* [What you should do]: Every entry must be repeated exactly. Exclude all pictures.

* [Provided material]:
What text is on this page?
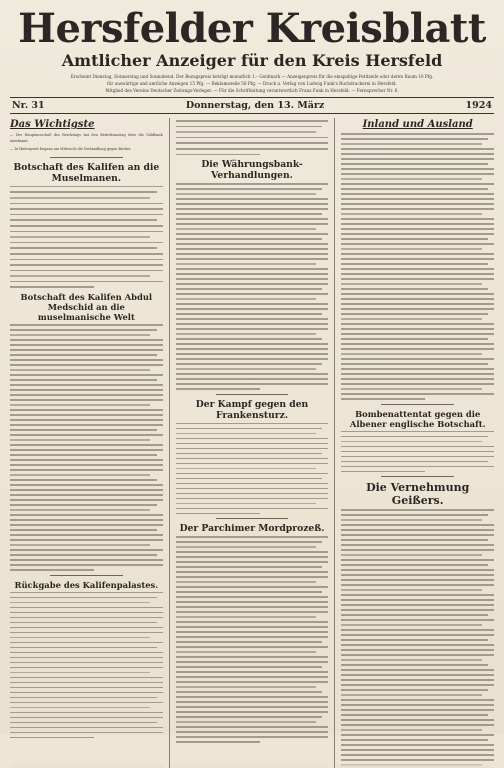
Hersfelder Kreisblatt
Amtlicher Anzeiger für den Kreis Hersfeld
Erscheint Dienstag, Donnerstag und Sonnabend. Der Bezugspreis beträgt monatlich 1.– Goldmark — Anzeigenpreis für die einspaltige Petitzeile oder deren Raum 10 Pfg.
für auswärtige und amtliche Anzeigen 15 Pfg. — Reklamezeile 50 Pfg. — Druck u. Verlag von Ludwig Funk's Buchdruckerei in Hersfeld.
Mitglied des Vereins Deutscher Zeitungs-Verleger. — Für die Schriftleitung verantwortlich Franz Funk in Hersfeld. — Fernsprecher Nr. 6.
Nr. 31	Donnerstag, den 13. März	1924
Das Wichtigste
— Der Hauptausschuß des Reichstags hat den Beitrittsantrag über die Goldbank anerkannt.
— In Hinterpreis begann am Mittwoch die Verhandlung gegen Becker.
Botschaft des Kalifen an die Muselmanen.
Botschaft des Kalifen Abdul Medschid an die muselmanische Welt
Rückgabe des Kalifenpalastes.
Die Währungsbank-Verhandlungen.
Der Kampf gegen den Frankensturz.
Der Parchimer Mordprozeß.
Inland und Ausland
Bombenattentat gegen die Albener englische Botschaft.
Die Vernehmung Geißers.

* [Written solution]:
What text is on this page?
Hersfelder Kreisblatt
Amtlicher Anzeiger für den Kreis Hersfeld
Erscheint Dienstag, Donnerstag und Sonnabend. Der Bezugspreis beträgt monatlich 1.– Goldmark — Anzeigenpreis für die einspaltige Petitzeile oder deren Raum 10 Pfg.
für auswärtige und amtliche Anzeigen 15 Pfg. — Reklamezeile 50 Pfg. — Druck u. Verlag von Ludwig Funk's Buchdruckerei in Hersfeld.
Mitglied des Vereins Deutscher Zeitungs-Verleger. — Für die Schriftleitung verantwortlich Franz Funk in Hersfeld. — Fernsprecher Nr. 6.
Nr. 31	Donnerstag, den 13. März	1924
Das Wichtigste
— Der Hauptausschuß des Reichstags hat den Beitrittsantrag über die Goldbank anerkannt.
— In Hinterpreis begann am Mittwoch die Verhandlung gegen Becker.
Botschaft des Kalifen an die Muselmanen.
Botschaft des Kalifen Abdul Medschid an die muselmanische Welt
Rückgabe des Kalifenpalastes.
Die Währungsbank-Verhandlungen.
Der Kampf gegen den Frankensturz.
Der Parchimer Mordprozeß.
Inland und Ausland
Bombenattentat gegen die Albener englische Botschaft.
Die Vernehmung Geißers.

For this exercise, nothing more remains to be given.